BEGIN Records for this exercise
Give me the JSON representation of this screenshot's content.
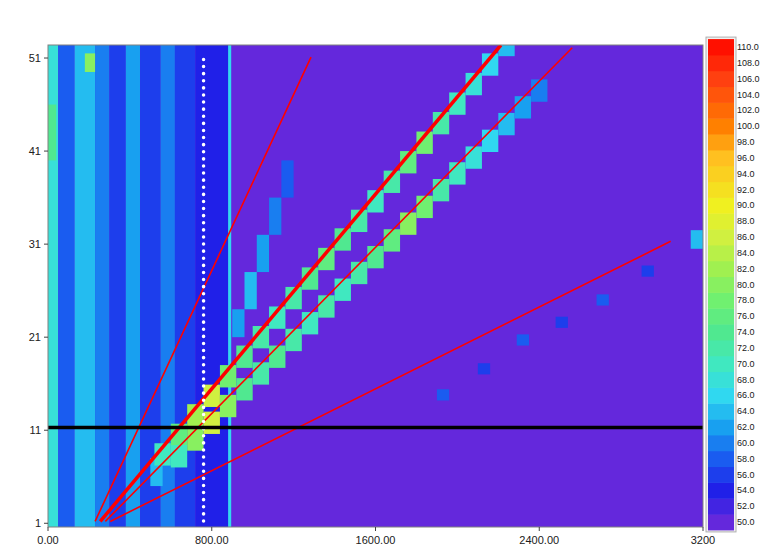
{
  "chart_data": {
    "type": "heatmap",
    "xlim": [
      0,
      3200
    ],
    "ylim": [
      0.6,
      52.4
    ],
    "xticks": [
      {
        "value": 0,
        "label": "0.00"
      },
      {
        "value": 800,
        "label": "800.00"
      },
      {
        "value": 1600,
        "label": "1600.00"
      },
      {
        "value": 2400,
        "label": "2400.00"
      },
      {
        "value": 3200,
        "label": "3200"
      }
    ],
    "yticks": [
      1,
      11,
      21,
      31,
      41,
      51
    ],
    "color_scale": {
      "range": [
        50,
        110
      ],
      "ticks": [
        {
          "value": 50,
          "label": "50.0"
        },
        {
          "value": 52,
          "label": "52.0"
        },
        {
          "value": 54,
          "label": "54.0"
        },
        {
          "value": 56,
          "label": "56.0"
        },
        {
          "value": 58,
          "label": "58.0"
        },
        {
          "value": 60,
          "label": "60.0"
        },
        {
          "value": 62,
          "label": "62.0"
        },
        {
          "value": 64,
          "label": "64.0"
        },
        {
          "value": 66,
          "label": "66.0"
        },
        {
          "value": 68,
          "label": "68.0"
        },
        {
          "value": 70,
          "label": "70.0"
        },
        {
          "value": 72,
          "label": "72.0"
        },
        {
          "value": 74,
          "label": "74.0"
        },
        {
          "value": 76,
          "label": "76.0"
        },
        {
          "value": 78,
          "label": "78.0"
        },
        {
          "value": 80,
          "label": "80.0"
        },
        {
          "value": 82,
          "label": "82.0"
        },
        {
          "value": 84,
          "label": "84.0"
        },
        {
          "value": 86,
          "label": "86.0"
        },
        {
          "value": 88,
          "label": "88.0"
        },
        {
          "value": 90,
          "label": "90.0"
        },
        {
          "value": 92,
          "label": "92.0"
        },
        {
          "value": 94,
          "label": "94.0"
        },
        {
          "value": 96,
          "label": "96.0"
        },
        {
          "value": 98,
          "label": "98.0"
        },
        {
          "value": 100,
          "label": "100.0"
        },
        {
          "value": 102,
          "label": "102.0"
        },
        {
          "value": 104,
          "label": "104.0"
        },
        {
          "value": 106,
          "label": "106.0"
        },
        {
          "value": 108,
          "label": "108.0"
        },
        {
          "value": 110,
          "label": "110.0"
        }
      ]
    },
    "cells": [
      {
        "x": [
          0,
          50
        ],
        "y": [
          0.6,
          52.4
        ],
        "value": 68
      },
      {
        "x": [
          50,
          130
        ],
        "y": [
          0.6,
          52.4
        ],
        "value": 58
      },
      {
        "x": [
          130,
          230
        ],
        "y": [
          0.6,
          52.4
        ],
        "value": 64
      },
      {
        "x": [
          230,
          300
        ],
        "y": [
          0.6,
          52.4
        ],
        "value": 60
      },
      {
        "x": [
          300,
          380
        ],
        "y": [
          0.6,
          52.4
        ],
        "value": 56
      },
      {
        "x": [
          380,
          450
        ],
        "y": [
          0.6,
          52.4
        ],
        "value": 62
      },
      {
        "x": [
          450,
          550
        ],
        "y": [
          0.6,
          52.4
        ],
        "value": 56
      },
      {
        "x": [
          550,
          620
        ],
        "y": [
          0.6,
          52.4
        ],
        "value": 60
      },
      {
        "x": [
          620,
          720
        ],
        "y": [
          0.6,
          52.4
        ],
        "value": 56
      },
      {
        "x": [
          720,
          880
        ],
        "y": [
          0.6,
          52.4
        ],
        "value": 54
      },
      {
        "x": [
          880,
          895
        ],
        "y": [
          0.6,
          52.4
        ],
        "value": 66
      },
      {
        "x": [
          180,
          230
        ],
        "y": [
          49.5,
          51.5
        ],
        "value": 80
      },
      {
        "x": [
          0,
          40
        ],
        "y": [
          40,
          46
        ],
        "value": 74
      },
      {
        "x": [
          500,
          560
        ],
        "y": [
          5,
          8
        ],
        "value": 64
      },
      {
        "x": [
          900,
          960
        ],
        "y": [
          21,
          24
        ],
        "value": 62
      },
      {
        "x": [
          960,
          1020
        ],
        "y": [
          24,
          28
        ],
        "value": 64
      },
      {
        "x": [
          1020,
          1080
        ],
        "y": [
          28,
          32
        ],
        "value": 62
      },
      {
        "x": [
          1080,
          1140
        ],
        "y": [
          32,
          36
        ],
        "value": 60
      },
      {
        "x": [
          1140,
          1200
        ],
        "y": [
          36,
          40
        ],
        "value": 58
      },
      {
        "x": [
          520,
          600
        ],
        "y": [
          7.2,
          9.6
        ],
        "value": 70
      },
      {
        "x": [
          600,
          680
        ],
        "y": [
          9.3,
          11.7
        ],
        "value": 76
      },
      {
        "x": [
          680,
          760
        ],
        "y": [
          11.4,
          13.8
        ],
        "value": 82
      },
      {
        "x": [
          760,
          840
        ],
        "y": [
          13.5,
          15.9
        ],
        "value": 86
      },
      {
        "x": [
          840,
          920
        ],
        "y": [
          15.6,
          18.0
        ],
        "value": 78
      },
      {
        "x": [
          920,
          1000
        ],
        "y": [
          17.7,
          20.1
        ],
        "value": 74
      },
      {
        "x": [
          1000,
          1080
        ],
        "y": [
          19.8,
          22.2
        ],
        "value": 72
      },
      {
        "x": [
          1080,
          1160
        ],
        "y": [
          21.9,
          24.3
        ],
        "value": 70
      },
      {
        "x": [
          1160,
          1240
        ],
        "y": [
          24.0,
          26.4
        ],
        "value": 72
      },
      {
        "x": [
          1240,
          1320
        ],
        "y": [
          26.1,
          28.5
        ],
        "value": 74
      },
      {
        "x": [
          1320,
          1400
        ],
        "y": [
          28.2,
          30.6
        ],
        "value": 76
      },
      {
        "x": [
          1400,
          1480
        ],
        "y": [
          30.3,
          32.7
        ],
        "value": 74
      },
      {
        "x": [
          1480,
          1560
        ],
        "y": [
          32.3,
          34.7
        ],
        "value": 72
      },
      {
        "x": [
          1560,
          1640
        ],
        "y": [
          34.4,
          36.8
        ],
        "value": 70
      },
      {
        "x": [
          1640,
          1720
        ],
        "y": [
          36.5,
          38.9
        ],
        "value": 72
      },
      {
        "x": [
          1720,
          1800
        ],
        "y": [
          38.6,
          41.0
        ],
        "value": 76
      },
      {
        "x": [
          1800,
          1880
        ],
        "y": [
          40.7,
          43.1
        ],
        "value": 78
      },
      {
        "x": [
          1880,
          1960
        ],
        "y": [
          42.8,
          45.2
        ],
        "value": 72
      },
      {
        "x": [
          1960,
          2040
        ],
        "y": [
          44.9,
          47.3
        ],
        "value": 70
      },
      {
        "x": [
          2040,
          2120
        ],
        "y": [
          47.0,
          49.4
        ],
        "value": 68
      },
      {
        "x": [
          2120,
          2200
        ],
        "y": [
          49.1,
          51.5
        ],
        "value": 66
      },
      {
        "x": [
          2200,
          2280
        ],
        "y": [
          51.2,
          52.4
        ],
        "value": 64
      },
      {
        "x": [
          600,
          680
        ],
        "y": [
          7.0,
          9.4
        ],
        "value": 70
      },
      {
        "x": [
          680,
          760
        ],
        "y": [
          8.8,
          11.2
        ],
        "value": 80
      },
      {
        "x": [
          760,
          840
        ],
        "y": [
          10.6,
          13.0
        ],
        "value": 86
      },
      {
        "x": [
          840,
          920
        ],
        "y": [
          12.4,
          14.8
        ],
        "value": 80
      },
      {
        "x": [
          920,
          1000
        ],
        "y": [
          14.2,
          16.6
        ],
        "value": 74
      },
      {
        "x": [
          1000,
          1080
        ],
        "y": [
          15.9,
          18.3
        ],
        "value": 72
      },
      {
        "x": [
          1080,
          1160
        ],
        "y": [
          17.7,
          20.1
        ],
        "value": 74
      },
      {
        "x": [
          1160,
          1240
        ],
        "y": [
          19.5,
          21.9
        ],
        "value": 72
      },
      {
        "x": [
          1240,
          1320
        ],
        "y": [
          21.3,
          23.7
        ],
        "value": 70
      },
      {
        "x": [
          1320,
          1400
        ],
        "y": [
          23.1,
          25.5
        ],
        "value": 72
      },
      {
        "x": [
          1400,
          1480
        ],
        "y": [
          24.9,
          27.3
        ],
        "value": 70
      },
      {
        "x": [
          1480,
          1560
        ],
        "y": [
          26.7,
          29.1
        ],
        "value": 72
      },
      {
        "x": [
          1560,
          1640
        ],
        "y": [
          28.4,
          30.8
        ],
        "value": 74
      },
      {
        "x": [
          1640,
          1720
        ],
        "y": [
          30.2,
          32.6
        ],
        "value": 76
      },
      {
        "x": [
          1720,
          1800
        ],
        "y": [
          32.0,
          34.4
        ],
        "value": 80
      },
      {
        "x": [
          1800,
          1880
        ],
        "y": [
          33.8,
          36.2
        ],
        "value": 78
      },
      {
        "x": [
          1880,
          1960
        ],
        "y": [
          35.6,
          38.0
        ],
        "value": 72
      },
      {
        "x": [
          1960,
          2040
        ],
        "y": [
          37.4,
          39.8
        ],
        "value": 70
      },
      {
        "x": [
          2040,
          2120
        ],
        "y": [
          39.1,
          41.5
        ],
        "value": 68
      },
      {
        "x": [
          2120,
          2200
        ],
        "y": [
          40.9,
          43.3
        ],
        "value": 66
      },
      {
        "x": [
          2200,
          2280
        ],
        "y": [
          42.7,
          45.1
        ],
        "value": 64
      },
      {
        "x": [
          2280,
          2360
        ],
        "y": [
          44.5,
          46.9
        ],
        "value": 62
      },
      {
        "x": [
          2360,
          2440
        ],
        "y": [
          46.3,
          48.7
        ],
        "value": 60
      },
      {
        "x": [
          1900,
          1960
        ],
        "y": [
          14.2,
          15.4
        ],
        "value": 58
      },
      {
        "x": [
          2100,
          2160
        ],
        "y": [
          17.0,
          18.2
        ],
        "value": 56
      },
      {
        "x": [
          2290,
          2350
        ],
        "y": [
          20.1,
          21.3
        ],
        "value": 58
      },
      {
        "x": [
          2480,
          2540
        ],
        "y": [
          22.0,
          23.2
        ],
        "value": 56
      },
      {
        "x": [
          2680,
          2740
        ],
        "y": [
          24.4,
          25.6
        ],
        "value": 58
      },
      {
        "x": [
          2900,
          2960
        ],
        "y": [
          27.5,
          28.7
        ],
        "value": 56
      },
      {
        "x": [
          3140,
          3200
        ],
        "y": [
          30.5,
          32.5
        ],
        "value": 64
      }
    ],
    "lines": [
      {
        "x": [
          230,
          1285
        ],
        "y": [
          1.2,
          51.1
        ],
        "color": "#ff0000",
        "line_style": "solid"
      },
      {
        "x": [
          255,
          2213
        ],
        "y": [
          1.2,
          52.4
        ],
        "color": "#ff0000",
        "line_style": "thick"
      },
      {
        "x": [
          280,
          2561
        ],
        "y": [
          1.2,
          52.1
        ],
        "color": "#ff0000",
        "line_style": "solid"
      },
      {
        "x": [
          304,
          3042
        ],
        "y": [
          1.2,
          31.3
        ],
        "color": "#ff0000",
        "line_style": "solid"
      }
    ],
    "vlines": [
      {
        "x": 760,
        "color": "#ffffff",
        "line_style": "dotted"
      }
    ],
    "hlines": [
      {
        "y": 11.3,
        "color": "#000000",
        "line_style": "thick"
      }
    ]
  }
}
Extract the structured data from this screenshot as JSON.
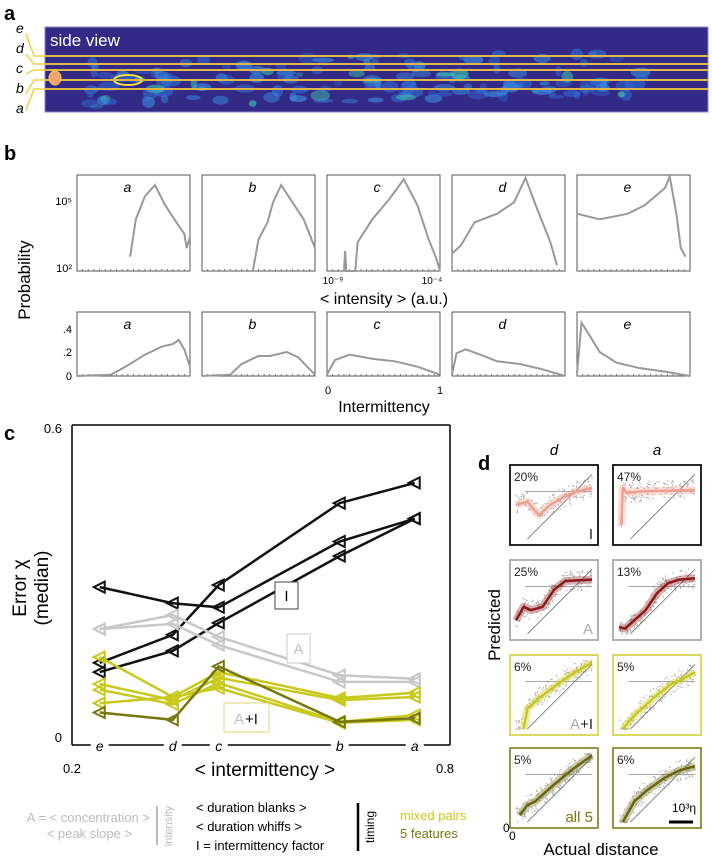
{
  "panel_labels": {
    "a": "a",
    "b": "b",
    "c": "c",
    "d": "d"
  },
  "panel_a": {
    "title": "side view",
    "line_labels": [
      "e",
      "d",
      "c",
      "b",
      "a"
    ],
    "colors": {
      "background": "#332a88",
      "line": "#e0b84a",
      "source": "#f4a070"
    }
  },
  "panel_b": {
    "ylabel": "Probability",
    "top_xlabel": "< intensity > (a.u.)",
    "top_yticks": [
      "10⁵",
      "10²"
    ],
    "top_xticks": [
      "10⁻⁹",
      "10⁻⁴"
    ],
    "bottom_xlabel": "Intermittency",
    "bottom_yticks": [
      ".4",
      ".2",
      "0"
    ],
    "bottom_xticks": [
      "0",
      "1"
    ]
  },
  "panel_c": {
    "ylabel_1": "Error χ",
    "ylabel_2": "(median)",
    "xlabel": "< intermittency >",
    "y_top": "0.6",
    "y_bottom": "0",
    "x_left": "0.2",
    "x_right": "0.8",
    "box_labels": {
      "I": "I",
      "A": "A",
      "A_plus": "A",
      "plus_I": "+I"
    }
  },
  "panel_d": {
    "col_labels": [
      "d",
      "a"
    ],
    "ylabel": "Predicted",
    "xlabel": "Actual distance",
    "zero_x": "0",
    "zero_y": "0",
    "row_labels": [
      "I",
      "A",
      "A+I",
      "all 5"
    ],
    "percents": [
      [
        "20%",
        "47%"
      ],
      [
        "25%",
        "13%"
      ],
      [
        "6%",
        "5%"
      ],
      [
        "5%",
        "6%"
      ]
    ],
    "scalebar": "10³η"
  },
  "legend": {
    "a_def": "A = < concentration >",
    "peak_slope": "< peak slope >",
    "intensity": "intensity",
    "blanks": "< duration blanks >",
    "whiffs": "< duration whiffs >",
    "i_def": "I = intermittency factor",
    "timing": "timing",
    "mixed": "mixed pairs",
    "five": "5 features"
  },
  "chart_data": [
    {
      "id": "b-top",
      "type": "line",
      "xscale": "log10",
      "yscale": "log10",
      "xlabel": "< intensity > (a.u.)",
      "ylabel": "Probability",
      "xlim": [
        -9.3,
        -3.5
      ],
      "ylim": [
        2,
        5.35
      ],
      "color": "#999999",
      "panels": [
        {
          "label": "a",
          "x": [
            -6.57,
            -6.28,
            -5.82,
            -5.3,
            -4.78,
            -4.2,
            -3.79,
            -3.67,
            -3.5
          ],
          "y": [
            2.5,
            3.8,
            4.6,
            5.0,
            4.3,
            3.7,
            3.3,
            2.8,
            3.2
          ]
        },
        {
          "label": "b",
          "x": [
            -6.69,
            -6.4,
            -5.94,
            -5.65,
            -5.24,
            -4.66,
            -4.08,
            -3.5
          ],
          "y": [
            2.0,
            3.1,
            3.7,
            4.4,
            5.0,
            4.4,
            3.8,
            2.8
          ]
        },
        {
          "label": "c",
          "x": [
            -8.43,
            -8.37,
            -8.31,
            -7.85,
            -7.73,
            -6.98,
            -6.11,
            -5.36,
            -4.66,
            -4.08,
            -3.67,
            -3.5
          ],
          "y": [
            2.0,
            2.7,
            2.0,
            2.0,
            3.0,
            3.8,
            4.5,
            5.2,
            4.3,
            3.1,
            2.4,
            2.0
          ]
        },
        {
          "label": "d",
          "x": [
            -9.3,
            -8.84,
            -8.14,
            -6.98,
            -6.11,
            -5.53,
            -4.95,
            -4.25,
            -3.91
          ],
          "y": [
            2.6,
            2.9,
            3.7,
            4.0,
            4.4,
            5.25,
            4.2,
            3.0,
            2.2
          ]
        },
        {
          "label": "e",
          "x": [
            -9.3,
            -8.14,
            -6.69,
            -5.82,
            -4.78,
            -4.54,
            -4.2,
            -3.97,
            -3.73
          ],
          "y": [
            4.0,
            3.8,
            4.0,
            4.3,
            4.9,
            5.3,
            4.0,
            2.8,
            2.5
          ]
        }
      ]
    },
    {
      "id": "b-bottom",
      "type": "line",
      "xlabel": "Intermittency",
      "ylabel": "Probability",
      "xlim": [
        0,
        1
      ],
      "ylim": [
        0,
        0.48
      ],
      "color": "#999999",
      "panels": [
        {
          "label": "a",
          "x": [
            0,
            0.3,
            0.45,
            0.6,
            0.75,
            0.85,
            0.9,
            0.95,
            1
          ],
          "y": [
            0,
            0.01,
            0.08,
            0.16,
            0.22,
            0.24,
            0.27,
            0.2,
            0.07
          ]
        },
        {
          "label": "b",
          "x": [
            0,
            0.25,
            0.35,
            0.5,
            0.6,
            0.75,
            0.85,
            1
          ],
          "y": [
            0,
            0.01,
            0.09,
            0.15,
            0.15,
            0.18,
            0.14,
            0.01
          ]
        },
        {
          "label": "c",
          "x": [
            0,
            0.07,
            0.2,
            0.4,
            0.6,
            0.8,
            1
          ],
          "y": [
            0.01,
            0.12,
            0.16,
            0.13,
            0.11,
            0.07,
            0.01
          ]
        },
        {
          "label": "d",
          "x": [
            0,
            0.04,
            0.12,
            0.25,
            0.4,
            0.6,
            0.8,
            1
          ],
          "y": [
            0.01,
            0.17,
            0.2,
            0.16,
            0.11,
            0.09,
            0.05,
            0
          ]
        },
        {
          "label": "e",
          "x": [
            0,
            0.04,
            0.1,
            0.2,
            0.35,
            0.55,
            0.8,
            1
          ],
          "y": [
            0.02,
            0.4,
            0.32,
            0.18,
            0.1,
            0.06,
            0.03,
            0
          ]
        }
      ]
    },
    {
      "id": "c",
      "type": "line",
      "xlabel": "< intermittency >",
      "ylabel": "Error χ (median)",
      "xlim": [
        0.2,
        0.8
      ],
      "ylim": [
        0,
        0.6
      ],
      "x_categories": [
        "e",
        "d",
        "c",
        "b",
        "a"
      ],
      "x": [
        0.244,
        0.36,
        0.433,
        0.625,
        0.744
      ],
      "series": [
        {
          "group": "timing",
          "color": "#111111",
          "values": [
            0.149,
            0.203,
            0.299,
            0.457,
            0.496
          ]
        },
        {
          "group": "timing",
          "color": "#111111",
          "values": [
            0.131,
            0.172,
            0.226,
            0.355,
            0.427
          ]
        },
        {
          "group": "timing",
          "color": "#111111",
          "values": [
            0.295,
            0.264,
            0.256,
            0.383,
            0.427
          ]
        },
        {
          "group": "intensity",
          "color": "#c8c8c8",
          "values": [
            0.214,
            0.241,
            0.199,
            0.125,
            0.118
          ]
        },
        {
          "group": "intensity",
          "color": "#c8c8c8",
          "values": [
            0.214,
            0.224,
            0.183,
            0.112,
            0.112
          ]
        },
        {
          "group": "mixed pairs",
          "color": "#c9c91c",
          "values": [
            0.16,
            0.083,
            0.131,
            0.081,
            0.091
          ]
        },
        {
          "group": "mixed pairs",
          "color": "#c9c91c",
          "values": [
            0.108,
            0.077,
            0.12,
            0.077,
            0.083
          ]
        },
        {
          "group": "mixed pairs",
          "color": "#c9c91c",
          "values": [
            0.097,
            0.069,
            0.11,
            0.035,
            0.048
          ]
        },
        {
          "group": "mixed pairs",
          "color": "#c9c91c",
          "values": [
            0.071,
            0.083,
            0.1,
            0.033,
            0.039
          ]
        },
        {
          "group": "5 features",
          "color": "#77770f",
          "values": [
            0.053,
            0.039,
            0.142,
            0.035,
            0.042
          ]
        }
      ]
    },
    {
      "id": "d",
      "type": "scatter",
      "xlabel": "Actual distance",
      "ylabel": "Predicted",
      "xlim": [
        0,
        1
      ],
      "ylim": [
        0,
        1
      ],
      "reference_level": 0.7,
      "rows": [
        {
          "model": "I",
          "color": "#f0a090",
          "border": "#111111",
          "curves": [
            {
              "x": [
                0,
                0.15,
                0.3,
                0.45,
                0.6,
                0.8,
                1
              ],
              "y": [
                0.5,
                0.55,
                0.35,
                0.5,
                0.6,
                0.7,
                0.75
              ]
            },
            {
              "x": [
                0.03,
                0.05,
                0.1,
                0.3,
                1
              ],
              "y": [
                0.2,
                0.75,
                0.68,
                0.7,
                0.72
              ]
            }
          ]
        },
        {
          "model": "A",
          "color": "#8b1a1a",
          "border": "#aaaaaa",
          "curves": [
            {
              "x": [
                0,
                0.1,
                0.2,
                0.35,
                0.5,
                0.65,
                1
              ],
              "y": [
                0.2,
                0.4,
                0.35,
                0.4,
                0.65,
                0.78,
                0.8
              ]
            },
            {
              "x": [
                0,
                0.08,
                0.2,
                0.35,
                0.5,
                0.65,
                0.8,
                1
              ],
              "y": [
                0.1,
                0.08,
                0.2,
                0.35,
                0.6,
                0.75,
                0.8,
                0.82
              ]
            }
          ]
        },
        {
          "model": "A+I",
          "color": "#c8c820",
          "border": "#d6d650",
          "curves": [
            {
              "x": [
                0.1,
                0.15,
                0.3,
                0.5,
                0.7,
                1
              ],
              "y": [
                0,
                0.3,
                0.45,
                0.62,
                0.78,
                0.98
              ]
            },
            {
              "x": [
                0.05,
                0.2,
                0.5,
                0.7,
                0.85,
                1
              ],
              "y": [
                0,
                0.2,
                0.5,
                0.67,
                0.74,
                0.84
              ]
            }
          ]
        },
        {
          "model": "all 5",
          "color": "#66660f",
          "border": "#8a8a30",
          "curves": [
            {
              "x": [
                0.05,
                0.15,
                0.25,
                0.5,
                0.75,
                1
              ],
              "y": [
                0.1,
                0.25,
                0.3,
                0.55,
                0.78,
                0.98
              ]
            },
            {
              "x": [
                0.05,
                0.2,
                0.35,
                0.6,
                0.8,
                1
              ],
              "y": [
                0,
                0.3,
                0.45,
                0.65,
                0.76,
                0.82
              ]
            }
          ]
        }
      ]
    }
  ]
}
END Records for this exercise
- Prompt -
Pull every line containing "Error" from the material above.

- Result of this task -
    "ylabel_1": "Error χ",
      "ylabel": "Error χ (median)",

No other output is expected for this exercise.